>> BEGIN
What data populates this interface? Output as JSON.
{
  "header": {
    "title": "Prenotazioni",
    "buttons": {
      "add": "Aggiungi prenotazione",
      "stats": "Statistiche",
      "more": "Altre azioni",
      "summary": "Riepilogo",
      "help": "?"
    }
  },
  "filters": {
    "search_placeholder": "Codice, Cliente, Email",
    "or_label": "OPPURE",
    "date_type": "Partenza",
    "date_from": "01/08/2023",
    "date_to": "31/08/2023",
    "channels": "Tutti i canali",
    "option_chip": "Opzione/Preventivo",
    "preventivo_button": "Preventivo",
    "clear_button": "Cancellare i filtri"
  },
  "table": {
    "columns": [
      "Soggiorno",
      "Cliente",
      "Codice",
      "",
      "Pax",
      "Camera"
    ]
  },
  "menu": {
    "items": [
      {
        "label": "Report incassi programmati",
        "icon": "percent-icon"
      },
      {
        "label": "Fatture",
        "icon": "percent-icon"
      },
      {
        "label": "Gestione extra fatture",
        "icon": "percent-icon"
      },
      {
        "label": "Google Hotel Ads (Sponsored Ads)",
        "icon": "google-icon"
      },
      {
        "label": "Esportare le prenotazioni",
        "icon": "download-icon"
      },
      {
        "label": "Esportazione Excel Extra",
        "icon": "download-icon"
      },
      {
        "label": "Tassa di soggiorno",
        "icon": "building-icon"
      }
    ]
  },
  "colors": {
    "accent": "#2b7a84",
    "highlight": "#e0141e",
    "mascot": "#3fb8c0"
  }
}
>> END
Give the material above again, word for word.

What data populates this interface? Output as JSON.
{
  "header": {
    "title": "Prenotazioni",
    "buttons": {
      "add": "Aggiungi prenotazione",
      "stats": "Statistiche",
      "more": "Altre azioni",
      "summary": "Riepilogo",
      "help": "?"
    }
  },
  "filters": {
    "search_placeholder": "Codice, Cliente, Email",
    "or_label": "OPPURE",
    "date_type": "Partenza",
    "date_from": "01/08/2023",
    "date_to": "31/08/2023",
    "channels": "Tutti i canali",
    "option_chip": "Opzione/Preventivo",
    "preventivo_button": "Preventivo",
    "clear_button": "Cancellare i filtri"
  },
  "table": {
    "columns": [
      "Soggiorno",
      "Cliente",
      "Codice",
      "",
      "Pax",
      "Camera"
    ]
  },
  "menu": {
    "items": [
      {
        "label": "Report incassi programmati",
        "icon": "percent-icon"
      },
      {
        "label": "Fatture",
        "icon": "percent-icon"
      },
      {
        "label": "Gestione extra fatture",
        "icon": "percent-icon"
      },
      {
        "label": "Google Hotel Ads (Sponsored Ads)",
        "icon": "google-icon"
      },
      {
        "label": "Esportare le prenotazioni",
        "icon": "download-icon"
      },
      {
        "label": "Esportazione Excel Extra",
        "icon": "download-icon"
      },
      {
        "label": "Tassa di soggiorno",
        "icon": "building-icon"
      }
    ]
  },
  "colors": {
    "accent": "#2b7a84",
    "highlight": "#e0141e",
    "mascot": "#3fb8c0"
  }
}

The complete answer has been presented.